Every entry below should be repeated exactly; the pictures should not.

=-=-=-=-=

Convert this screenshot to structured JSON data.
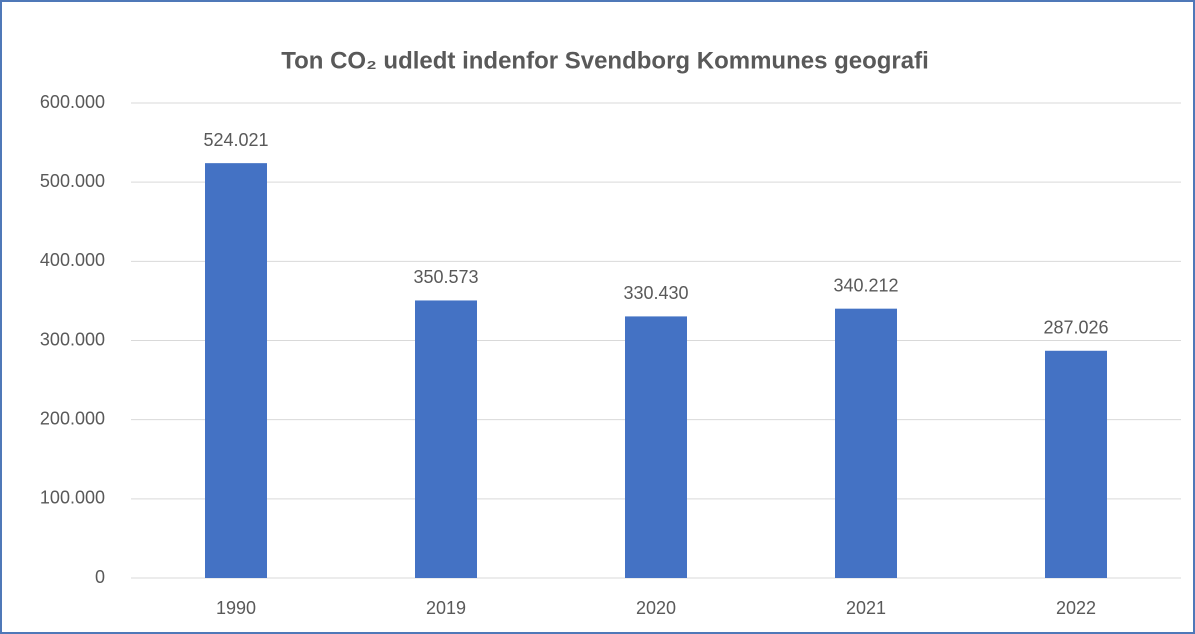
{
  "chart_data": {
    "type": "bar",
    "title": "Ton CO₂ udledt indenfor Svendborg Kommunes geografi",
    "categories": [
      "1990",
      "2019",
      "2020",
      "2021",
      "2022"
    ],
    "values": [
      524021,
      350573,
      330430,
      340212,
      287026
    ],
    "value_labels": [
      "524.021",
      "350.573",
      "330.430",
      "340.212",
      "287.026"
    ],
    "color": "#4472c4",
    "ylim": [
      0,
      600000
    ],
    "yticks": [
      0,
      {
        "value": 100000,
        "label": "100.000"
      },
      {
        "value": 200000,
        "label": "200.000"
      },
      {
        "value": 300000,
        "label": "300.000"
      },
      {
        "value": 400000,
        "label": "400.000"
      },
      {
        "value": 500000,
        "label": "500.000"
      },
      {
        "value": 600000,
        "label": "600.000"
      }
    ],
    "grid": true
  }
}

=-=-=-=-=

=== Full answer ===
Convert this screenshot to structured JSON data.
{
  "chart_data": {
    "type": "bar",
    "title": "Ton CO₂ udledt indenfor Svendborg Kommunes geografi",
    "categories": [
      "1990",
      "2019",
      "2020",
      "2021",
      "2022"
    ],
    "values": [
      524021,
      350573,
      330430,
      340212,
      287026
    ],
    "value_labels": [
      "524.021",
      "350.573",
      "330.430",
      "340.212",
      "287.026"
    ],
    "color": "#4472c4",
    "ylim": [
      0,
      600000
    ],
    "yticks": [
      0,
      {
        "value": 100000,
        "label": "100.000"
      },
      {
        "value": 200000,
        "label": "200.000"
      },
      {
        "value": 300000,
        "label": "300.000"
      },
      {
        "value": 400000,
        "label": "400.000"
      },
      {
        "value": 500000,
        "label": "500.000"
      },
      {
        "value": 600000,
        "label": "600.000"
      }
    ],
    "grid": true
  }
}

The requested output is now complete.